**GOAL:**
Only a number is wanted. Count the lines holding the string "Guards".

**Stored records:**
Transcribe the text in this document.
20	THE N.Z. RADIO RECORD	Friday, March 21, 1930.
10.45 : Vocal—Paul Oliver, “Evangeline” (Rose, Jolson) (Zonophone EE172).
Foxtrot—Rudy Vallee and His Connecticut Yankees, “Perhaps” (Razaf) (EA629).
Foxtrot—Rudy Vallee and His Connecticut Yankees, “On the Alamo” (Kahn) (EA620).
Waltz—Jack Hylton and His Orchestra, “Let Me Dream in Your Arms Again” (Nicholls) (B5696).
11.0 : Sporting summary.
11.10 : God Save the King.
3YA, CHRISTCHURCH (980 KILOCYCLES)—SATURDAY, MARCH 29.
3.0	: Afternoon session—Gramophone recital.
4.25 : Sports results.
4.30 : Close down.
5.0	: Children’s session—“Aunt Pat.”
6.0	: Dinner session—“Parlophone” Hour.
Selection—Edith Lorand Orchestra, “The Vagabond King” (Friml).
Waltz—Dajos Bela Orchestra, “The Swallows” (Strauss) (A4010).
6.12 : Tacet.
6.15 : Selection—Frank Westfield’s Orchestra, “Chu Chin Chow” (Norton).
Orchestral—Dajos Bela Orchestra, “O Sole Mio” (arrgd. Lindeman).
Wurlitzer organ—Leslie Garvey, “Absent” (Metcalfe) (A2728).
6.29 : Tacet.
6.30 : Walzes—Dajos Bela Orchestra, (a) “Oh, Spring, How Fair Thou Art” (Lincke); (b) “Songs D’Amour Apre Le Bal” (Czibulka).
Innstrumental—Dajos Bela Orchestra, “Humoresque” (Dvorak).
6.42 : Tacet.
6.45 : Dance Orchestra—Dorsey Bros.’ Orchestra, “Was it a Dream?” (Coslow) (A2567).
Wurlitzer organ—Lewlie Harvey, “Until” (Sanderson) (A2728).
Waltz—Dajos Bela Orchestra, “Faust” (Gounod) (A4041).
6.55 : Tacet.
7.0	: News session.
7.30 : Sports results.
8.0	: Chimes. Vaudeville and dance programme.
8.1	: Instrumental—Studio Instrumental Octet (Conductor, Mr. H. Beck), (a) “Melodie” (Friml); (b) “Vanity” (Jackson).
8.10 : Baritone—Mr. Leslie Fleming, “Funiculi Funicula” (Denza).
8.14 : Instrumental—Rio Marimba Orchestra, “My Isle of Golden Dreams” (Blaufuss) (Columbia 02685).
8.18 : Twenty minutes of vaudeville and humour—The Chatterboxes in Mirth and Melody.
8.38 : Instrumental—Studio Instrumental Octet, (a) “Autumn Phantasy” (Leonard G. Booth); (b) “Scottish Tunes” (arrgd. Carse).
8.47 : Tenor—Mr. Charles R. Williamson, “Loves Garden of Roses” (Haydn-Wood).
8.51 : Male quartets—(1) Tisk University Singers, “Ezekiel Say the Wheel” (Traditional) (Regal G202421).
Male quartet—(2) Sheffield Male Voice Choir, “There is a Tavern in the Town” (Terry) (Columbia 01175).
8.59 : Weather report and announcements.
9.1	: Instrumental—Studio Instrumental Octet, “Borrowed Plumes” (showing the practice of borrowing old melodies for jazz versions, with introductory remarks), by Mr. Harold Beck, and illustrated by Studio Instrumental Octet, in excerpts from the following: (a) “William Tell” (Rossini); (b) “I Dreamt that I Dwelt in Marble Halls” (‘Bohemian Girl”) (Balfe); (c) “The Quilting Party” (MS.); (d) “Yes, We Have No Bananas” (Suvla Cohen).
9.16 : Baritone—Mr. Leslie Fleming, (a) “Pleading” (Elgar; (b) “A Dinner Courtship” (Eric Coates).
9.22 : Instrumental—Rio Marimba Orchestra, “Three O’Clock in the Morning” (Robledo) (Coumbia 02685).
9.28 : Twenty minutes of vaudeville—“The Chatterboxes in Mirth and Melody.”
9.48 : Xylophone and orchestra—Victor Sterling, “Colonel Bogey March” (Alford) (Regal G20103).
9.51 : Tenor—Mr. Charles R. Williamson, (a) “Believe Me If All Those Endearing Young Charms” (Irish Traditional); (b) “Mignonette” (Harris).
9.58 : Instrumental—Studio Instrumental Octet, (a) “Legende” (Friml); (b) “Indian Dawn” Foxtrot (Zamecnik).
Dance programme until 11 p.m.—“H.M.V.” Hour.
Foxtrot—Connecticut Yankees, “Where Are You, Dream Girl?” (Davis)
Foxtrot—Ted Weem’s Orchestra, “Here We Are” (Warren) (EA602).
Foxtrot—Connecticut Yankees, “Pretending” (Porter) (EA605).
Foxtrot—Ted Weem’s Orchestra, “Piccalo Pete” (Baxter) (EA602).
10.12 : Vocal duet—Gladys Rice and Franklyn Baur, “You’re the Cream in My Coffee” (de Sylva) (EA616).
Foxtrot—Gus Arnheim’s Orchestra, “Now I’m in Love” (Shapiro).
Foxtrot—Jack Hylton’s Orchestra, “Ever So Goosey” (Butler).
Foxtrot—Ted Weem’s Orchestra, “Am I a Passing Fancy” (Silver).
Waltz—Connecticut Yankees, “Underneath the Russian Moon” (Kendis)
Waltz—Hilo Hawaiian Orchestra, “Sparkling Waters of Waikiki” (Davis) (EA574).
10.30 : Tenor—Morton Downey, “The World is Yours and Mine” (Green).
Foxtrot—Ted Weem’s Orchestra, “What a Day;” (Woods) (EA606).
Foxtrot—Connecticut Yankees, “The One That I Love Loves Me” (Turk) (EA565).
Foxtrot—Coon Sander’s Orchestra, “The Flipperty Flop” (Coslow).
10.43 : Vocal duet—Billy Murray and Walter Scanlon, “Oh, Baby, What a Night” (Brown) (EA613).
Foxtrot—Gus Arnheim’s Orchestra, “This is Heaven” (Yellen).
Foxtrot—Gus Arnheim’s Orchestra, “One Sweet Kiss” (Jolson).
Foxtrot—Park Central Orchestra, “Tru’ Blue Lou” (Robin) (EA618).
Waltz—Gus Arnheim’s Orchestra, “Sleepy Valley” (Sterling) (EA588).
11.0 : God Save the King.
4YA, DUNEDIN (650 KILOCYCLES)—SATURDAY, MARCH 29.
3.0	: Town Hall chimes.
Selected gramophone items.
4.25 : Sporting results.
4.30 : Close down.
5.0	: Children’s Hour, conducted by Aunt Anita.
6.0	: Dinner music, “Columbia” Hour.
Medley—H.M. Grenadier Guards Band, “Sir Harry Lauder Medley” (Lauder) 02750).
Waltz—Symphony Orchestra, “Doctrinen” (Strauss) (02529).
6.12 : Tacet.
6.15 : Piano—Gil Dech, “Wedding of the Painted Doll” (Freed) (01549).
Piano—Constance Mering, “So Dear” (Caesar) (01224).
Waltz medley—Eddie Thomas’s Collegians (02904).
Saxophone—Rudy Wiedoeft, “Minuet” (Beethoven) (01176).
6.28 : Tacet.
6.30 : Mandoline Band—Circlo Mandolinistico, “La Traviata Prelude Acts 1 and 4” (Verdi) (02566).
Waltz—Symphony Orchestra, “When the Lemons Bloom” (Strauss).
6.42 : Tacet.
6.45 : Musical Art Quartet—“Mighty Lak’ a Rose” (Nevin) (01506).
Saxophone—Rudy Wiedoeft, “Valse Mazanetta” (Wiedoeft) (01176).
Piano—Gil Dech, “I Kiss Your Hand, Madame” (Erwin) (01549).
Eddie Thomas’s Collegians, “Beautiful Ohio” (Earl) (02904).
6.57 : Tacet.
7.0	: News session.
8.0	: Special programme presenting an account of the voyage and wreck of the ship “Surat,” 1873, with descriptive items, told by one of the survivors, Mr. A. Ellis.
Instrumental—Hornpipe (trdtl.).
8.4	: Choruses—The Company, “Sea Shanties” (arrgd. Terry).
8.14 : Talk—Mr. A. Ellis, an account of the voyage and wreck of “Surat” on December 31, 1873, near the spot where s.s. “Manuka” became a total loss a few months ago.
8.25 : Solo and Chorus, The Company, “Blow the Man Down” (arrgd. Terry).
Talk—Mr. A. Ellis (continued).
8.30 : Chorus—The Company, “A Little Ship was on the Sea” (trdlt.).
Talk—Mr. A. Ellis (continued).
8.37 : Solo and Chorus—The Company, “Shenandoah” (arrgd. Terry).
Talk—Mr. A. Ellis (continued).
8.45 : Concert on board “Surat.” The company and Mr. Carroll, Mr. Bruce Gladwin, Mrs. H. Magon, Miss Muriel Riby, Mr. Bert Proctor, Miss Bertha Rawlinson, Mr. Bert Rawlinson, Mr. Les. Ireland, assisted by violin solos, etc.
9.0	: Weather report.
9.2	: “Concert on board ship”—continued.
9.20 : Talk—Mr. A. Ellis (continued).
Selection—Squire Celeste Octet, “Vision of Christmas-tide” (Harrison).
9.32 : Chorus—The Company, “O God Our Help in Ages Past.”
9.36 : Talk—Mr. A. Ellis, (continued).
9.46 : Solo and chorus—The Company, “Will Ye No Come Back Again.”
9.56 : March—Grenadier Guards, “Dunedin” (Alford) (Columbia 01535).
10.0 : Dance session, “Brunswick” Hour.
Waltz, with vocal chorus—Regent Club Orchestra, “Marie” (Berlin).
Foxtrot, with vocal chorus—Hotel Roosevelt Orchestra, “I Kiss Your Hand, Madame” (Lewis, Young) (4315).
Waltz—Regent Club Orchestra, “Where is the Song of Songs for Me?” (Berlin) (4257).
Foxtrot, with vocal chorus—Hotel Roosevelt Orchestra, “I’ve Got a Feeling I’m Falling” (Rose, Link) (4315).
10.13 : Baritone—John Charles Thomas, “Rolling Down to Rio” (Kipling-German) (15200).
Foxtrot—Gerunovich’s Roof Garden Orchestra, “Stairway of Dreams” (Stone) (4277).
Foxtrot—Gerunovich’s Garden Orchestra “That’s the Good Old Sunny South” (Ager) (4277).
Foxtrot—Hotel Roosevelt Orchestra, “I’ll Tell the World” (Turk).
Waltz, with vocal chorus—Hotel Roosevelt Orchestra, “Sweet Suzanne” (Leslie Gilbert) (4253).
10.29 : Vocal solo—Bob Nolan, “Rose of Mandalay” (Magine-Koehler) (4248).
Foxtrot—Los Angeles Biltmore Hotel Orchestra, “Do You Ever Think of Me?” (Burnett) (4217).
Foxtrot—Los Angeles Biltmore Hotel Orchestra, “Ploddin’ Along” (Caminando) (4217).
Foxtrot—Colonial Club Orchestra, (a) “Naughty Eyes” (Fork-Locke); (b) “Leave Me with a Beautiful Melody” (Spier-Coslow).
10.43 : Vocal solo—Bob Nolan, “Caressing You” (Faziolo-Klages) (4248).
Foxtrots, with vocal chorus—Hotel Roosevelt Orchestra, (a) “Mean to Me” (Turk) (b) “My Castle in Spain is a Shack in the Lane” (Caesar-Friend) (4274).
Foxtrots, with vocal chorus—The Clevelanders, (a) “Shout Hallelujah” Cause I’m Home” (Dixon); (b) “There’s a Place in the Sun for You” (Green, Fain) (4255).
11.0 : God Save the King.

**ANSWER TO THIS TASK:**
2